### What this task involves
Check each line of the material below for "NIVEL", then copy the ones that contain it.

### Data section

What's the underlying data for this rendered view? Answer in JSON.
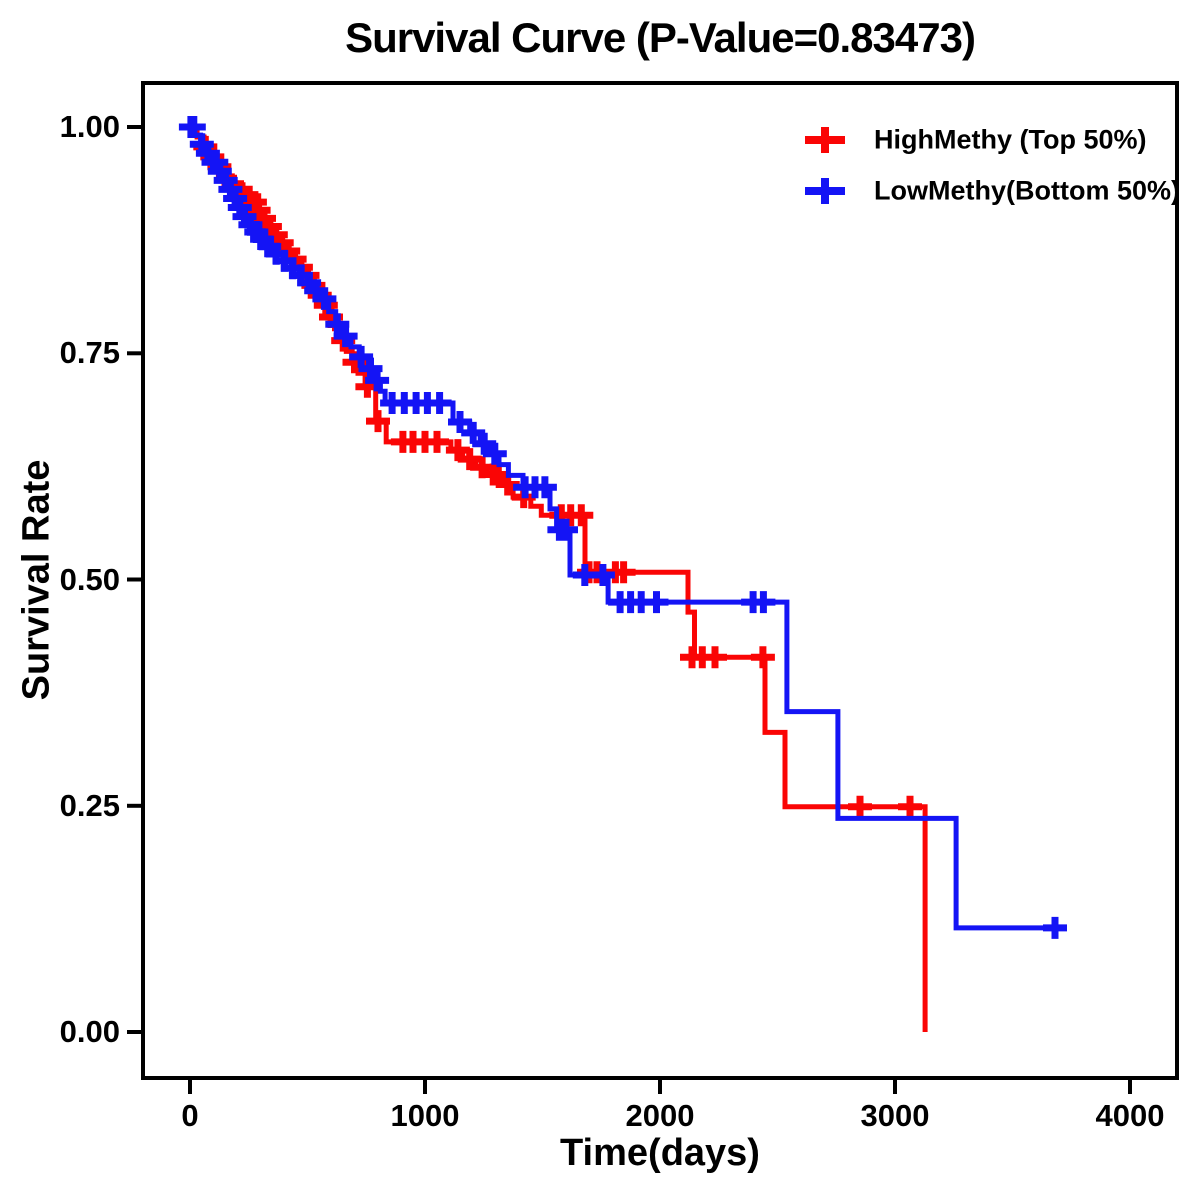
{
  "chart_data": {
    "type": "line",
    "subtype": "kaplan-meier-survival-step",
    "title": "Survival Curve (P-Value=0.83473)",
    "p_value": "0.83473",
    "xlabel": "Time(days)",
    "ylabel": "Survival Rate",
    "xlim": [
      0,
      4000
    ],
    "ylim": [
      0.0,
      1.0
    ],
    "xticks": [
      0,
      1000,
      2000,
      3000,
      4000
    ],
    "yticks": [
      "0.00",
      "0.25",
      "0.50",
      "0.75",
      "1.00"
    ],
    "grid": false,
    "legend_position": "top-right-inside",
    "frame_color": "#000000",
    "series": [
      {
        "id": "highmethy",
        "name": "HighMethy (Top 50%)",
        "color": "#fa0505",
        "end_time": 3128,
        "steps": [
          [
            0,
            1.0
          ],
          [
            30,
            0.989
          ],
          [
            60,
            0.978
          ],
          [
            90,
            0.967
          ],
          [
            120,
            0.956
          ],
          [
            150,
            0.946
          ],
          [
            180,
            0.935
          ],
          [
            210,
            0.929
          ],
          [
            235,
            0.923
          ],
          [
            260,
            0.917
          ],
          [
            285,
            0.908
          ],
          [
            310,
            0.899
          ],
          [
            330,
            0.89
          ],
          [
            355,
            0.881
          ],
          [
            380,
            0.872
          ],
          [
            405,
            0.863
          ],
          [
            430,
            0.854
          ],
          [
            460,
            0.845
          ],
          [
            490,
            0.836
          ],
          [
            515,
            0.825
          ],
          [
            540,
            0.814
          ],
          [
            565,
            0.803
          ],
          [
            590,
            0.79
          ],
          [
            615,
            0.777
          ],
          [
            640,
            0.764
          ],
          [
            665,
            0.752
          ],
          [
            690,
            0.74
          ],
          [
            715,
            0.728
          ],
          [
            745,
            0.713
          ],
          [
            790,
            0.675
          ],
          [
            835,
            0.652
          ],
          [
            1110,
            0.643
          ],
          [
            1160,
            0.633
          ],
          [
            1215,
            0.624
          ],
          [
            1265,
            0.616
          ],
          [
            1330,
            0.605
          ],
          [
            1375,
            0.591
          ],
          [
            1450,
            0.581
          ],
          [
            1495,
            0.571
          ],
          [
            1681,
            0.508
          ],
          [
            2119,
            0.464
          ],
          [
            2147,
            0.414
          ],
          [
            2447,
            0.331
          ],
          [
            2532,
            0.249
          ],
          [
            3128,
            0.0
          ]
        ],
        "censors": [
          [
            65,
            0.978
          ],
          [
            95,
            0.967
          ],
          [
            125,
            0.956
          ],
          [
            185,
            0.935
          ],
          [
            215,
            0.929
          ],
          [
            240,
            0.923
          ],
          [
            252,
            0.923
          ],
          [
            265,
            0.917
          ],
          [
            276,
            0.917
          ],
          [
            292,
            0.908
          ],
          [
            315,
            0.899
          ],
          [
            340,
            0.89
          ],
          [
            365,
            0.881
          ],
          [
            390,
            0.872
          ],
          [
            418,
            0.863
          ],
          [
            445,
            0.854
          ],
          [
            472,
            0.845
          ],
          [
            500,
            0.836
          ],
          [
            525,
            0.825
          ],
          [
            552,
            0.814
          ],
          [
            578,
            0.803
          ],
          [
            600,
            0.79
          ],
          [
            652,
            0.764
          ],
          [
            700,
            0.74
          ],
          [
            755,
            0.713
          ],
          [
            800,
            0.675
          ],
          [
            906,
            0.652
          ],
          [
            949,
            0.652
          ],
          [
            1000,
            0.652
          ],
          [
            1051,
            0.652
          ],
          [
            1140,
            0.643
          ],
          [
            1190,
            0.633
          ],
          [
            1243,
            0.624
          ],
          [
            1290,
            0.616
          ],
          [
            1312,
            0.616
          ],
          [
            1352,
            0.605
          ],
          [
            1420,
            0.591
          ],
          [
            1580,
            0.571
          ],
          [
            1620,
            0.571
          ],
          [
            1665,
            0.571
          ],
          [
            1698,
            0.508
          ],
          [
            1732,
            0.508
          ],
          [
            1810,
            0.508
          ],
          [
            1845,
            0.508
          ],
          [
            2136,
            0.414
          ],
          [
            2180,
            0.414
          ],
          [
            2234,
            0.414
          ],
          [
            2438,
            0.414
          ],
          [
            2851,
            0.249
          ],
          [
            3064,
            0.249
          ]
        ]
      },
      {
        "id": "lowmethy",
        "name": "LowMethy(Bottom 50%)",
        "color": "#1414f5",
        "end_time": 3723,
        "steps": [
          [
            0,
            1.0
          ],
          [
            20,
            0.991
          ],
          [
            45,
            0.981
          ],
          [
            70,
            0.971
          ],
          [
            95,
            0.961
          ],
          [
            120,
            0.951
          ],
          [
            145,
            0.941
          ],
          [
            165,
            0.931
          ],
          [
            185,
            0.921
          ],
          [
            205,
            0.911
          ],
          [
            225,
            0.901
          ],
          [
            250,
            0.892
          ],
          [
            275,
            0.884
          ],
          [
            300,
            0.876
          ],
          [
            330,
            0.868
          ],
          [
            360,
            0.86
          ],
          [
            395,
            0.852
          ],
          [
            430,
            0.844
          ],
          [
            465,
            0.836
          ],
          [
            500,
            0.828
          ],
          [
            530,
            0.819
          ],
          [
            560,
            0.81
          ],
          [
            590,
            0.796
          ],
          [
            620,
            0.782
          ],
          [
            650,
            0.769
          ],
          [
            685,
            0.757
          ],
          [
            720,
            0.746
          ],
          [
            760,
            0.733
          ],
          [
            790,
            0.72
          ],
          [
            810,
            0.708
          ],
          [
            830,
            0.695
          ],
          [
            1119,
            0.674
          ],
          [
            1190,
            0.662
          ],
          [
            1235,
            0.65
          ],
          [
            1275,
            0.639
          ],
          [
            1315,
            0.627
          ],
          [
            1355,
            0.615
          ],
          [
            1417,
            0.602
          ],
          [
            1532,
            0.578
          ],
          [
            1560,
            0.555
          ],
          [
            1617,
            0.505
          ],
          [
            1779,
            0.475
          ],
          [
            2540,
            0.354
          ],
          [
            2757,
            0.236
          ],
          [
            3260,
            0.115
          ]
        ],
        "censors": [
          [
            4,
            1.0
          ],
          [
            16,
            1.0
          ],
          [
            50,
            0.981
          ],
          [
            76,
            0.971
          ],
          [
            100,
            0.961
          ],
          [
            112,
            0.961
          ],
          [
            127,
            0.951
          ],
          [
            152,
            0.941
          ],
          [
            172,
            0.931
          ],
          [
            192,
            0.921
          ],
          [
            212,
            0.911
          ],
          [
            232,
            0.901
          ],
          [
            257,
            0.892
          ],
          [
            282,
            0.884
          ],
          [
            307,
            0.876
          ],
          [
            337,
            0.868
          ],
          [
            367,
            0.86
          ],
          [
            402,
            0.852
          ],
          [
            437,
            0.844
          ],
          [
            472,
            0.836
          ],
          [
            507,
            0.828
          ],
          [
            537,
            0.819
          ],
          [
            572,
            0.81
          ],
          [
            627,
            0.782
          ],
          [
            662,
            0.769
          ],
          [
            728,
            0.746
          ],
          [
            768,
            0.733
          ],
          [
            796,
            0.72
          ],
          [
            860,
            0.695
          ],
          [
            912,
            0.695
          ],
          [
            962,
            0.695
          ],
          [
            1010,
            0.695
          ],
          [
            1062,
            0.695
          ],
          [
            1149,
            0.674
          ],
          [
            1205,
            0.662
          ],
          [
            1252,
            0.65
          ],
          [
            1297,
            0.639
          ],
          [
            1426,
            0.602
          ],
          [
            1468,
            0.602
          ],
          [
            1510,
            0.602
          ],
          [
            1572,
            0.555
          ],
          [
            1600,
            0.555
          ],
          [
            1680,
            0.505
          ],
          [
            1757,
            0.505
          ],
          [
            1830,
            0.475
          ],
          [
            1875,
            0.475
          ],
          [
            1920,
            0.475
          ],
          [
            1985,
            0.475
          ],
          [
            2396,
            0.475
          ],
          [
            2440,
            0.475
          ],
          [
            3681,
            0.115
          ]
        ]
      }
    ]
  }
}
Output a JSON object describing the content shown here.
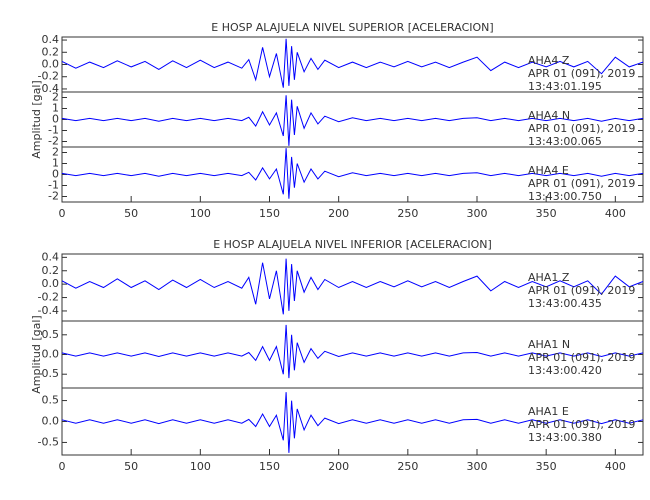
{
  "chart_data": [
    {
      "type": "line",
      "title": "E HOSP ALAJUELA NIVEL SUPERIOR [ACELERACION]",
      "y_label": "Amplitud [gal]",
      "color": "#0000ff",
      "x": [
        0,
        10,
        20,
        30,
        40,
        50,
        60,
        70,
        80,
        90,
        100,
        110,
        120,
        130,
        135,
        140,
        145,
        150,
        155,
        160,
        162,
        164,
        166,
        168,
        170,
        175,
        180,
        185,
        190,
        200,
        210,
        220,
        230,
        240,
        250,
        260,
        270,
        280,
        290,
        300,
        310,
        320,
        330,
        340,
        350,
        360,
        370,
        380,
        390,
        400,
        410,
        420
      ],
      "xlim": [
        0,
        420
      ],
      "xticks": [
        0,
        50,
        100,
        150,
        200,
        250,
        300,
        350,
        400
      ],
      "panels": [
        {
          "station": "AHA4   Z",
          "date": "APR 01 (091), 2019",
          "time": "13:43:01.195",
          "ylim": [
            -0.45,
            0.45
          ],
          "yticks": [
            -0.4,
            -0.2,
            {
              "value": 0,
              "label": "0.0"
            },
            0.2,
            0.4
          ],
          "values": [
            0.05,
            -0.06,
            0.04,
            -0.05,
            0.06,
            -0.04,
            0.05,
            -0.08,
            0.06,
            -0.05,
            0.07,
            -0.05,
            0.04,
            -0.06,
            0.08,
            -0.25,
            0.28,
            -0.2,
            0.18,
            -0.38,
            0.42,
            -0.35,
            0.3,
            -0.25,
            0.2,
            -0.12,
            0.1,
            -0.08,
            0.07,
            -0.05,
            0.04,
            -0.05,
            0.04,
            -0.04,
            0.05,
            -0.04,
            0.04,
            -0.05,
            0.04,
            0.12,
            -0.1,
            0.04,
            -0.05,
            0.04,
            -0.04,
            0.05,
            -0.04,
            0.05,
            -0.15,
            0.12,
            -0.04,
            0.04
          ]
        },
        {
          "station": "AHA4   N",
          "date": "APR 01 (091), 2019",
          "time": "13:43:00.065",
          "ylim": [
            -2.5,
            2.5
          ],
          "yticks": [
            -2,
            -1,
            0,
            1,
            2
          ],
          "values": [
            0.1,
            -0.1,
            0.1,
            -0.1,
            0.1,
            -0.1,
            0.1,
            -0.15,
            0.1,
            -0.1,
            0.1,
            -0.1,
            0.1,
            -0.1,
            0.2,
            -0.6,
            0.7,
            -0.5,
            0.6,
            -1.5,
            2.2,
            -2.4,
            1.8,
            -1.4,
            1.2,
            -0.8,
            0.6,
            -0.4,
            0.3,
            -0.2,
            0.15,
            -0.1,
            0.1,
            -0.1,
            0.1,
            -0.1,
            0.1,
            -0.1,
            0.1,
            0.15,
            -0.1,
            0.1,
            -0.1,
            0.1,
            -0.1,
            0.1,
            -0.1,
            0.1,
            -0.15,
            0.1,
            -0.1,
            0.1
          ]
        },
        {
          "station": "AHA4   E",
          "date": "APR 01 (091), 2019",
          "time": "13:43:00.750",
          "ylim": [
            -2.5,
            2.5
          ],
          "yticks": [
            -2,
            -1,
            0,
            1,
            2
          ],
          "values": [
            0.1,
            -0.1,
            0.1,
            -0.1,
            0.1,
            -0.1,
            0.1,
            -0.15,
            0.1,
            -0.1,
            0.1,
            -0.1,
            0.1,
            -0.1,
            0.2,
            -0.5,
            0.6,
            -0.4,
            0.5,
            -1.8,
            2.4,
            -2.2,
            1.6,
            -1.2,
            1.0,
            -0.7,
            0.5,
            -0.4,
            0.3,
            -0.2,
            0.15,
            -0.1,
            0.1,
            -0.1,
            0.1,
            -0.1,
            0.1,
            -0.1,
            0.1,
            0.15,
            -0.1,
            0.1,
            -0.1,
            0.1,
            -0.1,
            0.1,
            -0.1,
            0.1,
            -0.15,
            0.1,
            -0.1,
            0.1
          ]
        }
      ]
    },
    {
      "type": "line",
      "title": "E HOSP ALAJUELA NIVEL INFERIOR [ACELERACION]",
      "y_label": "Amplitud [gal]",
      "color": "#0000ff",
      "x": [
        0,
        10,
        20,
        30,
        40,
        50,
        60,
        70,
        80,
        90,
        100,
        110,
        120,
        130,
        135,
        140,
        145,
        150,
        155,
        160,
        162,
        164,
        166,
        168,
        170,
        175,
        180,
        185,
        190,
        200,
        210,
        220,
        230,
        240,
        250,
        260,
        270,
        280,
        290,
        300,
        310,
        320,
        330,
        340,
        350,
        360,
        370,
        380,
        390,
        400,
        410,
        420
      ],
      "xlim": [
        0,
        420
      ],
      "xticks": [
        0,
        50,
        100,
        150,
        200,
        250,
        300,
        350,
        400
      ],
      "panels": [
        {
          "station": "AHA1   Z",
          "date": "APR 01 (091), 2019",
          "time": "13:43:00.435",
          "ylim": [
            -0.55,
            0.45
          ],
          "yticks": [
            -0.4,
            -0.2,
            {
              "value": 0,
              "label": "0.0"
            },
            0.2,
            0.4
          ],
          "values": [
            0.05,
            -0.06,
            0.04,
            -0.05,
            0.08,
            -0.05,
            0.05,
            -0.08,
            0.06,
            -0.05,
            0.07,
            -0.05,
            0.04,
            -0.06,
            0.1,
            -0.3,
            0.32,
            -0.22,
            0.2,
            -0.45,
            0.38,
            -0.4,
            0.3,
            -0.25,
            0.2,
            -0.12,
            0.1,
            -0.08,
            0.07,
            -0.05,
            0.04,
            -0.05,
            0.04,
            -0.04,
            0.05,
            -0.04,
            0.04,
            -0.05,
            0.04,
            0.12,
            -0.1,
            0.04,
            -0.05,
            0.04,
            -0.04,
            0.05,
            -0.04,
            0.05,
            -0.15,
            0.12,
            -0.04,
            0.04
          ]
        },
        {
          "station": "AHA1   N",
          "date": "APR 01 (091), 2019",
          "time": "13:43:00.420",
          "ylim": [
            -0.85,
            0.85
          ],
          "yticks": [
            -0.5,
            {
              "value": 0,
              "label": "0.0"
            },
            0.5
          ],
          "values": [
            0.04,
            -0.04,
            0.04,
            -0.04,
            0.04,
            -0.04,
            0.04,
            -0.05,
            0.04,
            -0.04,
            0.04,
            -0.04,
            0.04,
            -0.04,
            0.05,
            -0.15,
            0.2,
            -0.15,
            0.2,
            -0.5,
            0.75,
            -0.6,
            0.5,
            -0.4,
            0.3,
            -0.2,
            0.15,
            -0.1,
            0.08,
            -0.05,
            0.04,
            -0.04,
            0.04,
            -0.04,
            0.04,
            -0.04,
            0.04,
            -0.04,
            0.04,
            0.05,
            -0.04,
            0.04,
            -0.04,
            0.04,
            -0.04,
            0.04,
            -0.04,
            0.04,
            -0.05,
            0.04,
            -0.04,
            0.04
          ]
        },
        {
          "station": "AHA1   E",
          "date": "APR 01 (091), 2019",
          "time": "13:43:00.380",
          "ylim": [
            -0.8,
            0.8
          ],
          "yticks": [
            -0.5,
            {
              "value": 0,
              "label": "0.0"
            },
            0.5
          ],
          "values": [
            0.04,
            -0.04,
            0.04,
            -0.04,
            0.04,
            -0.04,
            0.04,
            -0.05,
            0.04,
            -0.04,
            0.04,
            -0.04,
            0.04,
            -0.04,
            0.05,
            -0.12,
            0.18,
            -0.12,
            0.15,
            -0.45,
            0.7,
            -0.75,
            0.5,
            -0.4,
            0.3,
            -0.2,
            0.15,
            -0.1,
            0.08,
            -0.05,
            0.04,
            -0.04,
            0.04,
            -0.04,
            0.04,
            -0.04,
            0.04,
            -0.04,
            0.04,
            0.05,
            -0.04,
            0.04,
            -0.04,
            0.04,
            -0.04,
            0.04,
            -0.04,
            0.04,
            -0.05,
            0.04,
            -0.04,
            0.04
          ]
        }
      ]
    }
  ]
}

######

### Task response
      "title": "E HOSP ALAJUELA NIVEL SUPERIOR [ACELERACION]",
      "title": "E HOSP ALAJUELA NIVEL INFERIOR [ACELERACION]",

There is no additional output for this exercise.